-------- MATERIAL FOR THIS TASK
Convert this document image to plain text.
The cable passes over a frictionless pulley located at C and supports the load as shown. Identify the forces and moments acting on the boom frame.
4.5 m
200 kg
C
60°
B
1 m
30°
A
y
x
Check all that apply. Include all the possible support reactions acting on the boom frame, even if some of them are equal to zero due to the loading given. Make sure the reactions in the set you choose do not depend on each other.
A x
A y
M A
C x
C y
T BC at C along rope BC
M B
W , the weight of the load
----------------
*GOAL*:
Nothing in the listing may be changed; retype it all exactly.

*CORRECT RESULT*:
Convert this document image to plain text.
The cable passes over a frictionless pulley located at C and supports the load as shown. Identify the forces and moments acting on the boom frame.
4.5 m
200 kg
C
60°
B
1 m
30°
A
y
x
Check all that apply. Include all the possible support reactions acting on the boom frame, even if some of them are equal to zero due to the loading given. Make sure the reactions in the set you choose do not depend on each other.
A x
A y
M A
C x
C y
T BC at C along rope BC
M B
W , the weight of the load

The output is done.